■ REQUIREMENT: Transcribe the records that follow in their entirety, omitting any pictures.

■ EXERCISE MATERIAL:
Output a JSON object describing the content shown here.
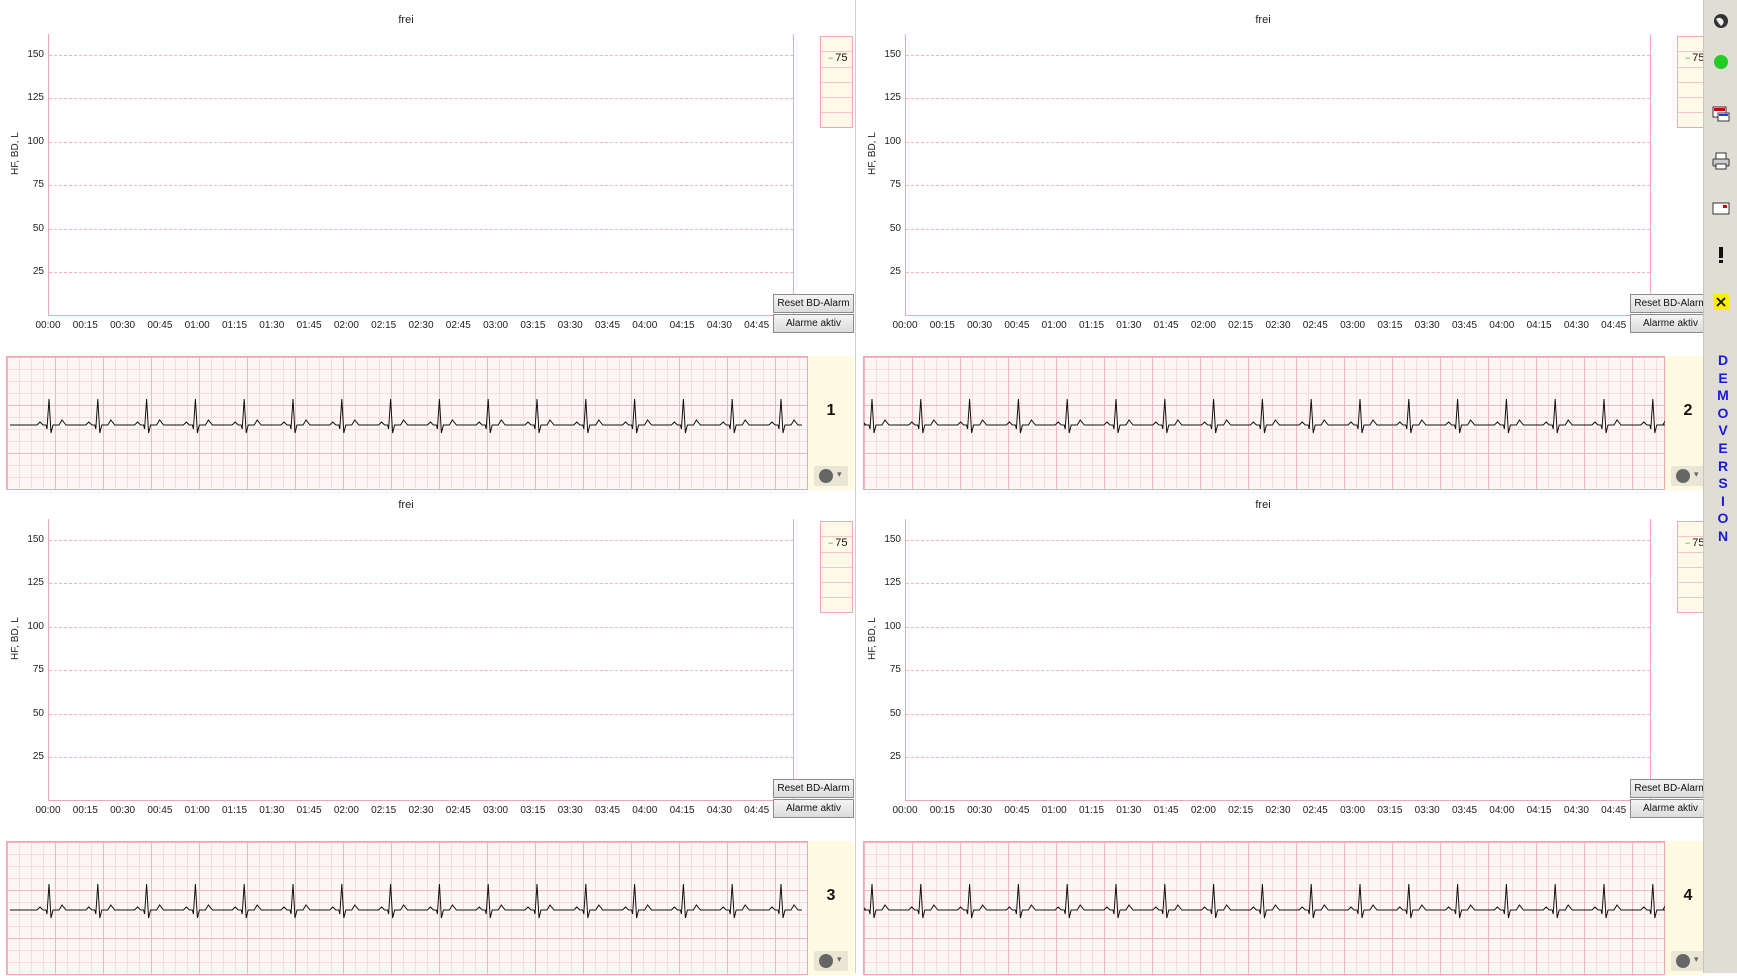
{
  "panels": [
    {
      "title": "frei",
      "ylabel": "HF, BD, L",
      "scale_value": "75",
      "buttons": {
        "reset": "Reset BD-Alarm",
        "alarm": "Alarme aktiv"
      },
      "channel_number": "1"
    },
    {
      "title": "frei",
      "ylabel": "HF, BD, L",
      "scale_value": "75",
      "buttons": {
        "reset": "Reset BD-Alarm",
        "alarm": "Alarme aktiv"
      },
      "channel_number": "2"
    },
    {
      "title": "frei",
      "ylabel": "HF, BD, L",
      "scale_value": "75",
      "buttons": {
        "reset": "Reset BD-Alarm",
        "alarm": "Alarme aktiv"
      },
      "channel_number": "3"
    },
    {
      "title": "frei",
      "ylabel": "HF, BD, L",
      "scale_value": "75",
      "buttons": {
        "reset": "Reset BD-Alarm",
        "alarm": "Alarme aktiv"
      },
      "channel_number": "4"
    }
  ],
  "y_ticks": [
    "150",
    "125",
    "100",
    "75",
    "50",
    "25"
  ],
  "x_ticks": [
    "00:00",
    "00:15",
    "00:30",
    "00:45",
    "01:00",
    "01:15",
    "01:30",
    "01:45",
    "02:00",
    "02:15",
    "02:30",
    "02:45",
    "03:00",
    "03:15",
    "03:30",
    "03:45",
    "04:00",
    "04:15",
    "04:30",
    "04:45"
  ],
  "toolbar": {
    "icons": [
      "globe-icon",
      "status-green-icon",
      "monitor-icon",
      "printer-icon",
      "window-icon",
      "alert-icon",
      "close-icon"
    ],
    "status_color": "#22cc22",
    "close_highlight": "#ffee00",
    "demo_label": [
      "D",
      "E",
      "M",
      "O",
      "V",
      "E",
      "R",
      "S",
      "I",
      "O",
      "N"
    ]
  },
  "colors": {
    "grid": "#f0a6b4",
    "ecg_trace": "#111111",
    "demo_text": "#1a1ad8"
  }
}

■ ANSWER FOR THIS EXERCISE:
Output a JSON object describing the content shown here.
{
  "panels": [
    {
      "title": "frei",
      "ylabel": "HF, BD, L",
      "scale_value": "75",
      "buttons": {
        "reset": "Reset BD-Alarm",
        "alarm": "Alarme aktiv"
      },
      "channel_number": "1"
    },
    {
      "title": "frei",
      "ylabel": "HF, BD, L",
      "scale_value": "75",
      "buttons": {
        "reset": "Reset BD-Alarm",
        "alarm": "Alarme aktiv"
      },
      "channel_number": "2"
    },
    {
      "title": "frei",
      "ylabel": "HF, BD, L",
      "scale_value": "75",
      "buttons": {
        "reset": "Reset BD-Alarm",
        "alarm": "Alarme aktiv"
      },
      "channel_number": "3"
    },
    {
      "title": "frei",
      "ylabel": "HF, BD, L",
      "scale_value": "75",
      "buttons": {
        "reset": "Reset BD-Alarm",
        "alarm": "Alarme aktiv"
      },
      "channel_number": "4"
    }
  ],
  "y_ticks": [
    "150",
    "125",
    "100",
    "75",
    "50",
    "25"
  ],
  "x_ticks": [
    "00:00",
    "00:15",
    "00:30",
    "00:45",
    "01:00",
    "01:15",
    "01:30",
    "01:45",
    "02:00",
    "02:15",
    "02:30",
    "02:45",
    "03:00",
    "03:15",
    "03:30",
    "03:45",
    "04:00",
    "04:15",
    "04:30",
    "04:45"
  ],
  "toolbar": {
    "icons": [
      "globe-icon",
      "status-green-icon",
      "monitor-icon",
      "printer-icon",
      "window-icon",
      "alert-icon",
      "close-icon"
    ],
    "status_color": "#22cc22",
    "close_highlight": "#ffee00",
    "demo_label": [
      "D",
      "E",
      "M",
      "O",
      "V",
      "E",
      "R",
      "S",
      "I",
      "O",
      "N"
    ]
  },
  "colors": {
    "grid": "#f0a6b4",
    "ecg_trace": "#111111",
    "demo_text": "#1a1ad8"
  }
}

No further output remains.